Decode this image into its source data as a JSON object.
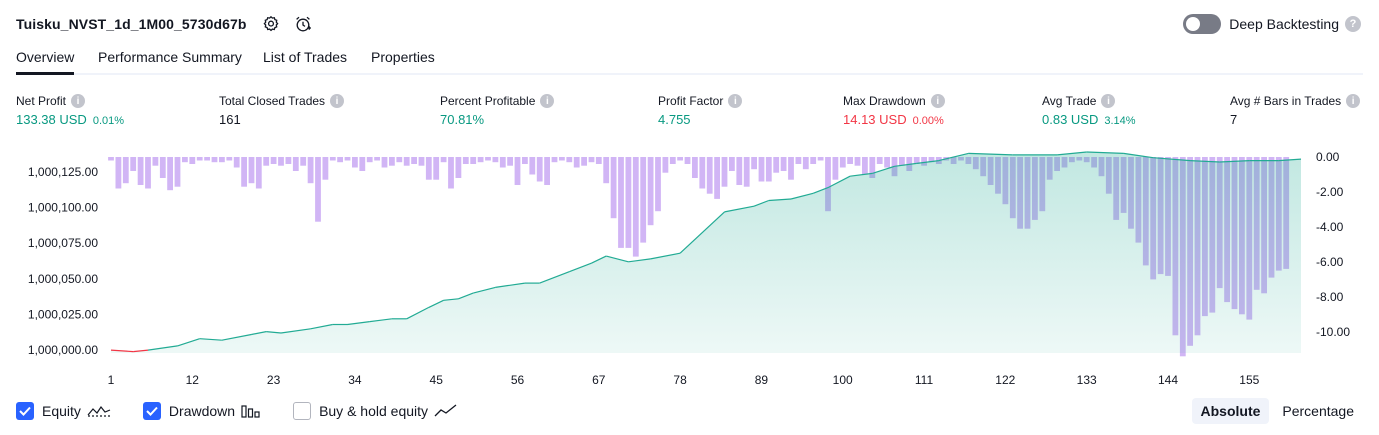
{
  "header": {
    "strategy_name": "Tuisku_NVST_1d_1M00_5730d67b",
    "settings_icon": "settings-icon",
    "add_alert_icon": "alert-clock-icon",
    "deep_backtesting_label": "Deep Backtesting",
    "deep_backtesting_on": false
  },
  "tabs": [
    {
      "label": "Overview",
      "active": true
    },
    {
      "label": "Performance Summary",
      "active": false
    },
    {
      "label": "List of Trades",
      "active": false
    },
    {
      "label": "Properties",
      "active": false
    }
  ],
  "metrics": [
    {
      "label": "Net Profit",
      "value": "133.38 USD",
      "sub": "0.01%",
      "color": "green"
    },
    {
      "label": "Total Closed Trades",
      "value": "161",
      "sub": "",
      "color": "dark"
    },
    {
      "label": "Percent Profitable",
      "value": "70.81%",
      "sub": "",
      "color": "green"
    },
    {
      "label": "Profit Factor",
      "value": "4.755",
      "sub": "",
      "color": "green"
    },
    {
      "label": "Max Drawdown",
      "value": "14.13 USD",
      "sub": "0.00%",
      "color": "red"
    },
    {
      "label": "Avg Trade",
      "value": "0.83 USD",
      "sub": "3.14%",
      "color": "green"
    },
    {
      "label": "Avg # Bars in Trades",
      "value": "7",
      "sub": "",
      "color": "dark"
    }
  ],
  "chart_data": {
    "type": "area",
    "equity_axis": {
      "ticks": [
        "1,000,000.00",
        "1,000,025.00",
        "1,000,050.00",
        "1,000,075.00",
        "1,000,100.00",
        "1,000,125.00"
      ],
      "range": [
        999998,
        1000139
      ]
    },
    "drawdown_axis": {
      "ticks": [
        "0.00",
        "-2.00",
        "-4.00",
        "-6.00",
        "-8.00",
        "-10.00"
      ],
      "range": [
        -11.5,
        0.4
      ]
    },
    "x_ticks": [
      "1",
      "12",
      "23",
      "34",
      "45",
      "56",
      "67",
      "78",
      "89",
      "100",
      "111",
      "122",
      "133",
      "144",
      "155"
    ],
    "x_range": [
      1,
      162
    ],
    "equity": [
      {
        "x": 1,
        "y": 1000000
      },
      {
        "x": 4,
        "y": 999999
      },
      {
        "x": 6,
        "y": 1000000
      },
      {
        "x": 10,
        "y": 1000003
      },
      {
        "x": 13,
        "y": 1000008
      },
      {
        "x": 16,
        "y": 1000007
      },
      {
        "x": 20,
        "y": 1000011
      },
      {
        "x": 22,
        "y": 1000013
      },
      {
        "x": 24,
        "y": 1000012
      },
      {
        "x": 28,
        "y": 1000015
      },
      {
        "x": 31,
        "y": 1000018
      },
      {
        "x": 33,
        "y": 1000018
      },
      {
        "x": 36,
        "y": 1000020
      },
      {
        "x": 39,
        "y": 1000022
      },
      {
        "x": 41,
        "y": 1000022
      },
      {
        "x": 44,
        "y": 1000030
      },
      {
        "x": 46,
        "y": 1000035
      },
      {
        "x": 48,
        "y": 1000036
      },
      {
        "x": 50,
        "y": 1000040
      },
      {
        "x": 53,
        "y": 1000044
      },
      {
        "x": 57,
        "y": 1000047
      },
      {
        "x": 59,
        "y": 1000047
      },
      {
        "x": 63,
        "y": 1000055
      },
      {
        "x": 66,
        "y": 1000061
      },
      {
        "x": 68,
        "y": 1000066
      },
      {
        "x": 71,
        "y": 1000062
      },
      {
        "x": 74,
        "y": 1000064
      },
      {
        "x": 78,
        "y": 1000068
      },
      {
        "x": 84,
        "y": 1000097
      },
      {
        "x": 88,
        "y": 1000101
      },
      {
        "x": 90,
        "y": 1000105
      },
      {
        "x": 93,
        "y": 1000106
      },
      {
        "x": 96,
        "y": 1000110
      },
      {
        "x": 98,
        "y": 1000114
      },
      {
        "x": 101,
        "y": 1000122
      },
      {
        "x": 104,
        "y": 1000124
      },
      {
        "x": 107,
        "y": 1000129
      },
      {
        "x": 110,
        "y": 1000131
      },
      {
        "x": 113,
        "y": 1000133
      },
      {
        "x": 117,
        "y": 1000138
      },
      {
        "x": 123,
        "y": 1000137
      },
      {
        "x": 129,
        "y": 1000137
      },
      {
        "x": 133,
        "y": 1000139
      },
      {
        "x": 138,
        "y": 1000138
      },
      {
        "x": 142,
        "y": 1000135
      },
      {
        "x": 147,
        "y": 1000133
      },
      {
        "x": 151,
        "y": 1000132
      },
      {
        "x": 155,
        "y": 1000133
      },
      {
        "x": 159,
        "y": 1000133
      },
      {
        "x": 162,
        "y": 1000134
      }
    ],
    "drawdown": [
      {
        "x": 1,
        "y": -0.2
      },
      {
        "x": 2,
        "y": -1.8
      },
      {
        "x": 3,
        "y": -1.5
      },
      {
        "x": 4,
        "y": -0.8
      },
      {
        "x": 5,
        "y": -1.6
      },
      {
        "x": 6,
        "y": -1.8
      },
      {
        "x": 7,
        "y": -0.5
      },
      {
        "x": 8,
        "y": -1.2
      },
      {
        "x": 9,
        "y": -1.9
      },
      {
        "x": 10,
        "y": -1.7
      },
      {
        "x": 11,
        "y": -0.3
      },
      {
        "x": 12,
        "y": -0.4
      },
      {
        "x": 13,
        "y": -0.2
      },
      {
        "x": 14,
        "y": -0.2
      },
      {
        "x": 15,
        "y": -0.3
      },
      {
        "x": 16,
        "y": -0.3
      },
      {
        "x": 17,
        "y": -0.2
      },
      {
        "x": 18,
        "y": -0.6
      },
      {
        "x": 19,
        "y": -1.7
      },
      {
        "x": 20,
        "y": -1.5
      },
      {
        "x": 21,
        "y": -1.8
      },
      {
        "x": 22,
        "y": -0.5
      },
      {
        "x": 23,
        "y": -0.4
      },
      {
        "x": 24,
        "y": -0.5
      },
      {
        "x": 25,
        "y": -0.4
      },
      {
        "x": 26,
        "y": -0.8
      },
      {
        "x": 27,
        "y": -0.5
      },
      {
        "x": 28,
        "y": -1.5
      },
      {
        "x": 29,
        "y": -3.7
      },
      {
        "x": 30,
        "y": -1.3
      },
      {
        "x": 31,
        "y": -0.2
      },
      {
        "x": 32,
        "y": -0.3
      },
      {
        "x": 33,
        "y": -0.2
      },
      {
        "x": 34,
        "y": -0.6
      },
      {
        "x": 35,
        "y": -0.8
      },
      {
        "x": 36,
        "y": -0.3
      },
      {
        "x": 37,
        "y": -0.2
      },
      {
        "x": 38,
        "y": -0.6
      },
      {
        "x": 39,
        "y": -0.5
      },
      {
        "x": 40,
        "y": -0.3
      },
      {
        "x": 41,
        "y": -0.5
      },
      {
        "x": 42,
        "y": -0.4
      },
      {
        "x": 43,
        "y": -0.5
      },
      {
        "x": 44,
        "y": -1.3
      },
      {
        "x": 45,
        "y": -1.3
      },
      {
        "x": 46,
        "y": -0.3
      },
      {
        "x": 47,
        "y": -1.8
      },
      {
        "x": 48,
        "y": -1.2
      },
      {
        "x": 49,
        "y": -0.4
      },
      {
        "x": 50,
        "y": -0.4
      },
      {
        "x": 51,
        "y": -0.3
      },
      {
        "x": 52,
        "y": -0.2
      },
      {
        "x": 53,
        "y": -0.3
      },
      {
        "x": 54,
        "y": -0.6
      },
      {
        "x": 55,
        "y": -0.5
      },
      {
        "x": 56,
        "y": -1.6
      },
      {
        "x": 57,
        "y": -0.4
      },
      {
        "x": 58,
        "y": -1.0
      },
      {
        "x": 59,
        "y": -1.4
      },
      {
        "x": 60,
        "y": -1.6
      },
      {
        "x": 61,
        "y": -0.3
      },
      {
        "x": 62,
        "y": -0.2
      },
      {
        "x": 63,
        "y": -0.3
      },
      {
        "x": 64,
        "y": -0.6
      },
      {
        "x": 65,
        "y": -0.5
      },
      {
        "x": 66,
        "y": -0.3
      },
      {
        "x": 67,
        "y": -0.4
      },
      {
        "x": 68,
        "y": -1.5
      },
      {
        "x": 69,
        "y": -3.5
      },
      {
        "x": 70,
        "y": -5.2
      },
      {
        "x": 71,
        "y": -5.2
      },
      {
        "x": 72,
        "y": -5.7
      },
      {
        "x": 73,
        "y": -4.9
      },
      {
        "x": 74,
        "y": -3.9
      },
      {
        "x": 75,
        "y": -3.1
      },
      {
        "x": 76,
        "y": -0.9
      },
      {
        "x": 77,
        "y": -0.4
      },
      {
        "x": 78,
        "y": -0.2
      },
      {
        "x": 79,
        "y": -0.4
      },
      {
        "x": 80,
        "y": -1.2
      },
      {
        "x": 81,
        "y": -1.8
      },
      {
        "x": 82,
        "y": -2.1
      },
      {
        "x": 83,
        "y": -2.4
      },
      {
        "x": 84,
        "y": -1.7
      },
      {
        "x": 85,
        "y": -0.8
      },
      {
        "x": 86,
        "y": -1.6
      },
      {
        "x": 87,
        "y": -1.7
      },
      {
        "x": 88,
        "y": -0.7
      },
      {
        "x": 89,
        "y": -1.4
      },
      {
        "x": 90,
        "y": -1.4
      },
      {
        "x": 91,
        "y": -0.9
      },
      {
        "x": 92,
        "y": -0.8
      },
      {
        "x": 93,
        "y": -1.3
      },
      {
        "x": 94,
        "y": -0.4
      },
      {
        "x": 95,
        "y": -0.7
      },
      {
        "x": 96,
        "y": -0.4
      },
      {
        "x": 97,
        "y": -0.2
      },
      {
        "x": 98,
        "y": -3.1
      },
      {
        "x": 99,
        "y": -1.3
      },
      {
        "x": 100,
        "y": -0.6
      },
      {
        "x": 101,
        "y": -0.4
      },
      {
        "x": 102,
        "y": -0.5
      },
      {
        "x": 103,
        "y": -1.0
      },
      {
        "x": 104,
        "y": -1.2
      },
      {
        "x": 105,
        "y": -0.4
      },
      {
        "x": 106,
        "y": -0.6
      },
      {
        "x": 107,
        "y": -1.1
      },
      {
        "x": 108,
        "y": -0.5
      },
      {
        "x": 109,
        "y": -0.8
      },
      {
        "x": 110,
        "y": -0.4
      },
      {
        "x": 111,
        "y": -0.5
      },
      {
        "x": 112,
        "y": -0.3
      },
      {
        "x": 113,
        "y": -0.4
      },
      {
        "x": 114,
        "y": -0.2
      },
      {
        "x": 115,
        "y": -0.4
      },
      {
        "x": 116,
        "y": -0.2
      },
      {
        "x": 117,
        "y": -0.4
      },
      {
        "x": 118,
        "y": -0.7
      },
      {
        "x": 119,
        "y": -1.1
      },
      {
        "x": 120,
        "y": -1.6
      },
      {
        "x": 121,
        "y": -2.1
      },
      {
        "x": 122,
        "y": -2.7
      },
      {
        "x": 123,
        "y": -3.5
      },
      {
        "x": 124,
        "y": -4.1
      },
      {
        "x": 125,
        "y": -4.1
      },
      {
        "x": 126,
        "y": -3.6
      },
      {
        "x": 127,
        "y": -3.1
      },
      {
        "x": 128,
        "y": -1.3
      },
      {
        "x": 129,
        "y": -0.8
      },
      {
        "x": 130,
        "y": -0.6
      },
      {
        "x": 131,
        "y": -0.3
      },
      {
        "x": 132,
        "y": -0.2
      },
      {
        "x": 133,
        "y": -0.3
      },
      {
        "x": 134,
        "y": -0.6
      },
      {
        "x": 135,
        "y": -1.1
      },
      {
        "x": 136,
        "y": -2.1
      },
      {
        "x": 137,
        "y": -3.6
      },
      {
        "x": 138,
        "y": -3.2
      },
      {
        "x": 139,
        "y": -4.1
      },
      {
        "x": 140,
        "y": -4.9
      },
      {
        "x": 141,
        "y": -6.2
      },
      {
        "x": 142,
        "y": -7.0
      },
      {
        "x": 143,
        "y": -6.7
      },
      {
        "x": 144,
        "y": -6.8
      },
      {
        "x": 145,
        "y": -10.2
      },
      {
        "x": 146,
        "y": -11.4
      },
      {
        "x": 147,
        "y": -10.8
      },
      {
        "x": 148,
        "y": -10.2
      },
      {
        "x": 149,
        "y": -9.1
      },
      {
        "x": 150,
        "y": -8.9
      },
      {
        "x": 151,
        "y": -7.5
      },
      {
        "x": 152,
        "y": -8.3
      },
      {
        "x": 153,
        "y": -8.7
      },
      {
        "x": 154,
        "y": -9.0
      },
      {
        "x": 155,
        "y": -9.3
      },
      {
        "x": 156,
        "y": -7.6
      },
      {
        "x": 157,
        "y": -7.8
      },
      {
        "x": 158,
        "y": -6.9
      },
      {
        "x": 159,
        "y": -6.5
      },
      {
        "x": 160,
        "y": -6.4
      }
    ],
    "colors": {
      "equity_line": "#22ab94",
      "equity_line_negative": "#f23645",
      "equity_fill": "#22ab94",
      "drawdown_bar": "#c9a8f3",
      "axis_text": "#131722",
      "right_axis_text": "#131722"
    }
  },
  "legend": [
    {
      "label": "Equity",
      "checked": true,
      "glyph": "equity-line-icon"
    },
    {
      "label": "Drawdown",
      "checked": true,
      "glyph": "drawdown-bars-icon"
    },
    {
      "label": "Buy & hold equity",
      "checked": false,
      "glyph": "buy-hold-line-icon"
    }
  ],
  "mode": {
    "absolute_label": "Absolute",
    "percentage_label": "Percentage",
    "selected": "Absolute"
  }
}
...
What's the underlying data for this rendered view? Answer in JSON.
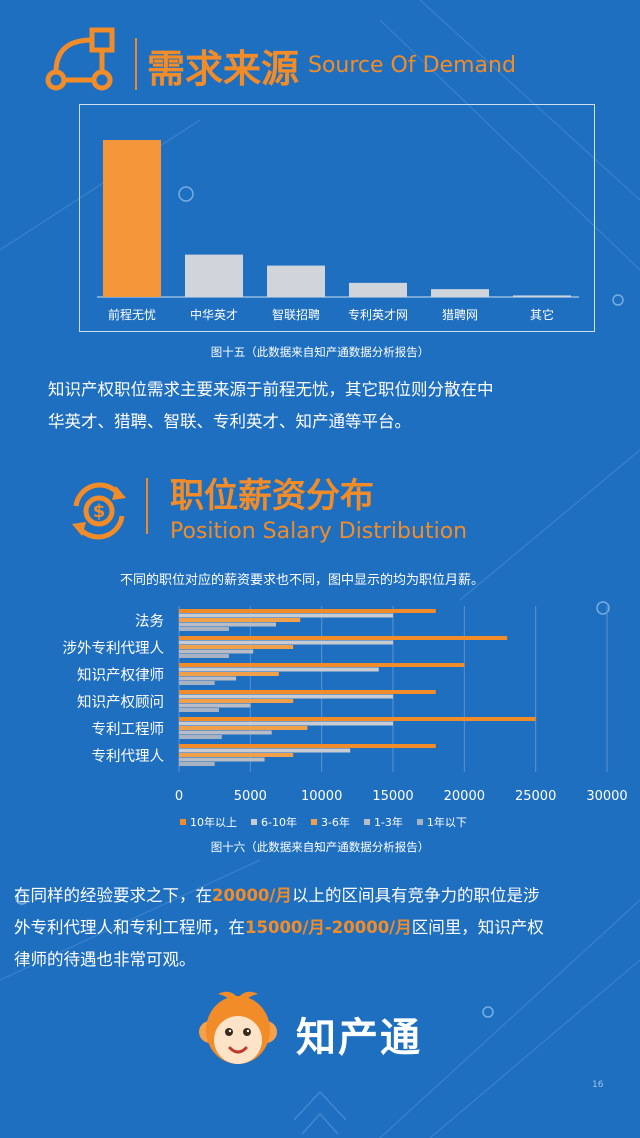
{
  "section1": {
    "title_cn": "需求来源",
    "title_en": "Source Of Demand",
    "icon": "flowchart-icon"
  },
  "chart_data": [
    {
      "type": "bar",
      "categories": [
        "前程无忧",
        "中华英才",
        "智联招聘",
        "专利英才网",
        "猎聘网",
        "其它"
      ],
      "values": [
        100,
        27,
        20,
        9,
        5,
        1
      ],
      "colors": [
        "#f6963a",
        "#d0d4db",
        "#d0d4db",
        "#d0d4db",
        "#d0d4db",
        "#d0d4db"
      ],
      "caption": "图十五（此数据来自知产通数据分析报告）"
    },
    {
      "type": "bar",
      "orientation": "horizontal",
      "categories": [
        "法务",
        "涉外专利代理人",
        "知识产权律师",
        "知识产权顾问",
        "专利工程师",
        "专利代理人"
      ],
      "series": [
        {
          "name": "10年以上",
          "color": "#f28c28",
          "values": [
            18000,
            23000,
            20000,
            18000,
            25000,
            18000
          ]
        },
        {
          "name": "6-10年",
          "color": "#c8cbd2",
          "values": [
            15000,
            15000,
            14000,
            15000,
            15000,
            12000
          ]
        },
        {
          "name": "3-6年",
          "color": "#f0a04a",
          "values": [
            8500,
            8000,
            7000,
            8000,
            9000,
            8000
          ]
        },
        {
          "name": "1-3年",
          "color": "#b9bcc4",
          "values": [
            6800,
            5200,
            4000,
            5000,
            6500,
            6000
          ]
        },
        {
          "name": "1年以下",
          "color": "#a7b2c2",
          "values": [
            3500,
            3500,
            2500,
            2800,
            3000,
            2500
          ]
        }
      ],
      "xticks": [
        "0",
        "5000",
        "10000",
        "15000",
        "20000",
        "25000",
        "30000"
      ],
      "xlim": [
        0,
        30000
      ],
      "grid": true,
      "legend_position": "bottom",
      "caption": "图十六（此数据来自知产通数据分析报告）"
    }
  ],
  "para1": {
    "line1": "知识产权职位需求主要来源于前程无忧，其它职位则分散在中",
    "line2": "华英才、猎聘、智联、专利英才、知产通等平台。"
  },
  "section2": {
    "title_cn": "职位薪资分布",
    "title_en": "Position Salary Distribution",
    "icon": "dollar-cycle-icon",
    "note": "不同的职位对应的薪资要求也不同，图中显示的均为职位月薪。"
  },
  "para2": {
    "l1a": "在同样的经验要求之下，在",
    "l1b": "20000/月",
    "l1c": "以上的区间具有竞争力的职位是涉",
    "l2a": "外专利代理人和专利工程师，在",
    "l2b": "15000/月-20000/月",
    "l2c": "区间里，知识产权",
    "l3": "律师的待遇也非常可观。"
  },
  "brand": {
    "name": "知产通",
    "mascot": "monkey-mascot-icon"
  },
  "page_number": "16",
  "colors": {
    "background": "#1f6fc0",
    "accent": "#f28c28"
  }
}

TASK DIRECTIONS:
Scan the data above; copy every line where "hold" appears.

WRITTEN ANSWER:
      "label": "Buy & hold equity",
      "glyph": "buy-hold-line-icon"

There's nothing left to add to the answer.